### Stated exercise
Copy out all of the material exactly.

==== Listed records ====

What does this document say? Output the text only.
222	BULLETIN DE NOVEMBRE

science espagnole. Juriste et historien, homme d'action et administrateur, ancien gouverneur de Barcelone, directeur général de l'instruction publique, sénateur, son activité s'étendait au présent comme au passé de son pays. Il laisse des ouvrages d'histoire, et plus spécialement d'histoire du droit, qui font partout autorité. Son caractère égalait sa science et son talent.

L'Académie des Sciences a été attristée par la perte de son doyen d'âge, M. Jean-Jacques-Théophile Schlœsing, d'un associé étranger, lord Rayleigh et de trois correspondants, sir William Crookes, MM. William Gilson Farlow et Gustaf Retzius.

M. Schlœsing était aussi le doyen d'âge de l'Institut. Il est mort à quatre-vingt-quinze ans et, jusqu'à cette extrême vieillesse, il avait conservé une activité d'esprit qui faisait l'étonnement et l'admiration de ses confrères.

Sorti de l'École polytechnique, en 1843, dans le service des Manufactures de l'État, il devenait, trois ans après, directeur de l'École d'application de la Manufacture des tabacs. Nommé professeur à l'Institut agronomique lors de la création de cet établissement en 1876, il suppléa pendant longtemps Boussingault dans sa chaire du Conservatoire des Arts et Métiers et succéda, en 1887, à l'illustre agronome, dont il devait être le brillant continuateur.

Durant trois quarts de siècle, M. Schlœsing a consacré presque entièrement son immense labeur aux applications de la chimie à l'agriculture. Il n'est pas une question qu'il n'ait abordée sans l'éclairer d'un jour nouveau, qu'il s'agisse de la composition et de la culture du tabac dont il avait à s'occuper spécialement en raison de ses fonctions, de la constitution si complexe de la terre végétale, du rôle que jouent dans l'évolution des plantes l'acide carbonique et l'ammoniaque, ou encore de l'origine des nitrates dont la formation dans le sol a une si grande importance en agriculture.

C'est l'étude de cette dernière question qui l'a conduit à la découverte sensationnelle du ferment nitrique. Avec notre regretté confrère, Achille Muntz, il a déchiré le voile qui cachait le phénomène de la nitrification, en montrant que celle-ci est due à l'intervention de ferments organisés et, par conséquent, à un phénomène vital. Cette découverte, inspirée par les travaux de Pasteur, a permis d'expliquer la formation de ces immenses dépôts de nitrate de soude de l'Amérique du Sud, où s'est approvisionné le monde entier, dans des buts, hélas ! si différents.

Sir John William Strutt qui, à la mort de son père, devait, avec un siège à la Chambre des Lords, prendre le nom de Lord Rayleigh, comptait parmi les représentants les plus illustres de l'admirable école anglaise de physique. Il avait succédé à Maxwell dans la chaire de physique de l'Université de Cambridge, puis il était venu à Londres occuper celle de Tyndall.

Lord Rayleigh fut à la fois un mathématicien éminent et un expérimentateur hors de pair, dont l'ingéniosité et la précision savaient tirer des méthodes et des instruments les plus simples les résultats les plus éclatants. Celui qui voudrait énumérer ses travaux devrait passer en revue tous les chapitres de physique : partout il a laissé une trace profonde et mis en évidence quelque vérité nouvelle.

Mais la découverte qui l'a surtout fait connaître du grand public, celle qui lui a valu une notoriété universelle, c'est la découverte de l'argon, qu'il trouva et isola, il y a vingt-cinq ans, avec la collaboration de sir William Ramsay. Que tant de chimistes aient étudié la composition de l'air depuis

====

### Full output
What does this document say? Output the text only.
222	BULLETIN DE NOVEMBRE

science espagnole. Juriste et historien, homme d'action et administrateur, ancien gouverneur de Barcelone, directeur général de l'instruction publique, sénateur, son activité s'étendait au présent comme au passé de son pays. Il laisse des ouvrages d'histoire, et plus spécialement d'histoire du droit, qui font partout autorité. Son caractère égalait sa science et son talent.

L'Académie des Sciences a été attristée par la perte de son doyen d'âge, M. Jean-Jacques-Théophile Schlœsing, d'un associé étranger, lord Rayleigh et de trois correspondants, sir William Crookes, MM. William Gilson Farlow et Gustaf Retzius.

M. Schlœsing était aussi le doyen d'âge de l'Institut. Il est mort à quatre-vingt-quinze ans et, jusqu'à cette extrême vieillesse, il avait conservé une activité d'esprit qui faisait l'étonnement et l'admiration de ses confrères.

Sorti de l'École polytechnique, en 1843, dans le service des Manufactures de l'État, il devenait, trois ans après, directeur de l'École d'application de la Manufacture des tabacs. Nommé professeur à l'Institut agronomique lors de la création de cet établissement en 1876, il suppléa pendant longtemps Boussingault dans sa chaire du Conservatoire des Arts et Métiers et succéda, en 1887, à l'illustre agronome, dont il devait être le brillant continuateur.

Durant trois quarts de siècle, M. Schlœsing a consacré presque entièrement son immense labeur aux applications de la chimie à l'agriculture. Il n'est pas une question qu'il n'ait abordée sans l'éclairer d'un jour nouveau, qu'il s'agisse de la composition et de la culture du tabac dont il avait à s'occuper spécialement en raison de ses fonctions, de la constitution si complexe de la terre végétale, du rôle que jouent dans l'évolution des plantes l'acide carbonique et l'ammoniaque, ou encore de l'origine des nitrates dont la formation dans le sol a une si grande importance en agriculture.

C'est l'étude de cette dernière question qui l'a conduit à la découverte sensationnelle du ferment nitrique. Avec notre regretté confrère, Achille Muntz, il a déchiré le voile qui cachait le phénomène de la nitrification, en montrant que celle-ci est due à l'intervention de ferments organisés et, par conséquent, à un phénomène vital. Cette découverte, inspirée par les travaux de Pasteur, a permis d'expliquer la formation de ces immenses dépôts de nitrate de soude de l'Amérique du Sud, où s'est approvisionné le monde entier, dans des buts, hélas ! si différents.

Sir John William Strutt qui, à la mort de son père, devait, avec un siège à la Chambre des Lords, prendre le nom de Lord Rayleigh, comptait parmi les représentants les plus illustres de l'admirable école anglaise de physique. Il avait succédé à Maxwell dans la chaire de physique de l'Université de Cambridge, puis il était venu à Londres occuper celle de Tyndall.

Lord Rayleigh fut à la fois un mathématicien éminent et un expérimentateur hors de pair, dont l'ingéniosité et la précision savaient tirer des méthodes et des instruments les plus simples les résultats les plus éclatants. Celui qui voudrait énumérer ses travaux devrait passer en revue tous les chapitres de physique : partout il a laissé une trace profonde et mis en évidence quelque vérité nouvelle.

Mais la découverte qui l'a surtout fait connaître du grand public, celle qui lui a valu une notoriété universelle, c'est la découverte de l'argon, qu'il trouva et isola, il y a vingt-cinq ans, avec la collaboration de sir William Ramsay. Que tant de chimistes aient étudié la composition de l'air depuis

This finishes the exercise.